[Labeled region entries]
+ + + +
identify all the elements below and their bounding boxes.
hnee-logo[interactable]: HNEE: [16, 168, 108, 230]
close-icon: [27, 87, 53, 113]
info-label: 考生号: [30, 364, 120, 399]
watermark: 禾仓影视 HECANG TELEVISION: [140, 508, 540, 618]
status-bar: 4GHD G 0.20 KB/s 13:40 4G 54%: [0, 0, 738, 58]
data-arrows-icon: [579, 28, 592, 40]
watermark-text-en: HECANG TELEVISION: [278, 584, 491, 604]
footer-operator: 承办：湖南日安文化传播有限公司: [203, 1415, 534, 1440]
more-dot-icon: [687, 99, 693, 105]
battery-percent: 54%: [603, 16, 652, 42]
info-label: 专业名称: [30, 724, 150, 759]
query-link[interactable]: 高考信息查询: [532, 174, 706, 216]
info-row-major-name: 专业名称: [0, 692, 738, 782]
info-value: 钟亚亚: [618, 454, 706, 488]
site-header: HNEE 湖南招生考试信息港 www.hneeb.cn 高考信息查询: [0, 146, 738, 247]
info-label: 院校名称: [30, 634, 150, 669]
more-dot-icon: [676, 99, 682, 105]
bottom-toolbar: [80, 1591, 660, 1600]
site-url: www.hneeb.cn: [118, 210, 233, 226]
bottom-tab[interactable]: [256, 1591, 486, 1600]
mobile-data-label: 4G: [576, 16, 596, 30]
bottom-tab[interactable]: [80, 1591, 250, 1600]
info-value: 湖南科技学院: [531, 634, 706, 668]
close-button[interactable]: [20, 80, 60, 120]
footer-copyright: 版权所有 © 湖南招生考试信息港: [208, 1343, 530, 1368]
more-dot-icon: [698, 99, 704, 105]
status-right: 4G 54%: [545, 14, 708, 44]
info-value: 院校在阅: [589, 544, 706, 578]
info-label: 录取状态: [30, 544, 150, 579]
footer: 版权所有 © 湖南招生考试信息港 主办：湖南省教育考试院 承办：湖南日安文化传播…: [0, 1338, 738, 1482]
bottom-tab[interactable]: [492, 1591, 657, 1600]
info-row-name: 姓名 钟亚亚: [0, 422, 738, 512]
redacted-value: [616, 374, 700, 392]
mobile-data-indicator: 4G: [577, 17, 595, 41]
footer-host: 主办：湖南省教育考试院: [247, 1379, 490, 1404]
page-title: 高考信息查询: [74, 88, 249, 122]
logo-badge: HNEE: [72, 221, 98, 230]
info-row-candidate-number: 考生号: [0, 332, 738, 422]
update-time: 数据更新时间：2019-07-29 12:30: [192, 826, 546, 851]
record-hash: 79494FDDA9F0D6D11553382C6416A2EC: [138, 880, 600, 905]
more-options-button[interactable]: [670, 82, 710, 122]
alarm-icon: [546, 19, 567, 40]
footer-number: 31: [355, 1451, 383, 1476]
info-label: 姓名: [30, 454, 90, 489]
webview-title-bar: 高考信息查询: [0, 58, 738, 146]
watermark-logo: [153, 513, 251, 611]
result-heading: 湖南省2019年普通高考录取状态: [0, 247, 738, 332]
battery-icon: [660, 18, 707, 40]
+ + + +
#### Exercise brief:
Rewrite the material above, replacing every "info-label" with "field-label" and leaving everything else unchanged.

#### Solution:
identify all the elements below and their bounding boxes.
hnee-logo[interactable]: HNEE: [16, 168, 108, 230]
close-icon: [27, 87, 53, 113]
field-label: 考生号: [30, 364, 120, 399]
watermark: 禾仓影视 HECANG TELEVISION: [140, 508, 540, 618]
status-bar: 4GHD G 0.20 KB/s 13:40 4G 54%: [0, 0, 738, 58]
data-arrows-icon: [579, 28, 592, 40]
watermark-text-en: HECANG TELEVISION: [278, 584, 491, 604]
footer-operator: 承办：湖南日安文化传播有限公司: [203, 1415, 534, 1440]
more-dot-icon: [687, 99, 693, 105]
battery-percent: 54%: [603, 16, 652, 42]
field-label: 专业名称: [30, 724, 150, 759]
query-link[interactable]: 高考信息查询: [532, 174, 706, 216]
info-row-major-name: 专业名称: [0, 692, 738, 782]
info-value: 钟亚亚: [618, 454, 706, 488]
site-header: HNEE 湖南招生考试信息港 www.hneeb.cn 高考信息查询: [0, 146, 738, 247]
field-label: 院校名称: [30, 634, 150, 669]
more-dot-icon: [676, 99, 682, 105]
bottom-toolbar: [80, 1591, 660, 1600]
site-url: www.hneeb.cn: [118, 210, 233, 226]
bottom-tab[interactable]: [256, 1591, 486, 1600]
mobile-data-label: 4G: [576, 16, 596, 30]
bottom-tab[interactable]: [80, 1591, 250, 1600]
info-value: 湖南科技学院: [531, 634, 706, 668]
close-button[interactable]: [20, 80, 60, 120]
footer-copyright: 版权所有 © 湖南招生考试信息港: [208, 1343, 530, 1368]
more-dot-icon: [698, 99, 704, 105]
status-right: 4G 54%: [545, 14, 708, 44]
info-value: 院校在阅: [589, 544, 706, 578]
field-label: 录取状态: [30, 544, 150, 579]
footer: 版权所有 © 湖南招生考试信息港 主办：湖南省教育考试院 承办：湖南日安文化传播…: [0, 1338, 738, 1482]
bottom-tab[interactable]: [492, 1591, 657, 1600]
info-row-name: 姓名 钟亚亚: [0, 422, 738, 512]
redacted-value: [616, 374, 700, 392]
mobile-data-indicator: 4G: [577, 17, 595, 41]
footer-host: 主办：湖南省教育考试院: [247, 1379, 490, 1404]
page-title: 高考信息查询: [74, 88, 249, 122]
logo-badge: HNEE: [72, 221, 98, 230]
info-row-candidate-number: 考生号: [0, 332, 738, 422]
update-time: 数据更新时间：2019-07-29 12:30: [192, 826, 546, 851]
record-hash: 79494FDDA9F0D6D11553382C6416A2EC: [138, 880, 600, 905]
more-options-button[interactable]: [670, 82, 710, 122]
alarm-icon: [546, 19, 567, 40]
footer-number: 31: [355, 1451, 383, 1476]
field-label: 姓名: [30, 454, 90, 489]
webview-title-bar: 高考信息查询: [0, 58, 738, 146]
watermark-logo: [153, 513, 251, 611]
result-heading: 湖南省2019年普通高考录取状态: [0, 247, 738, 332]
battery-icon: [660, 18, 707, 40]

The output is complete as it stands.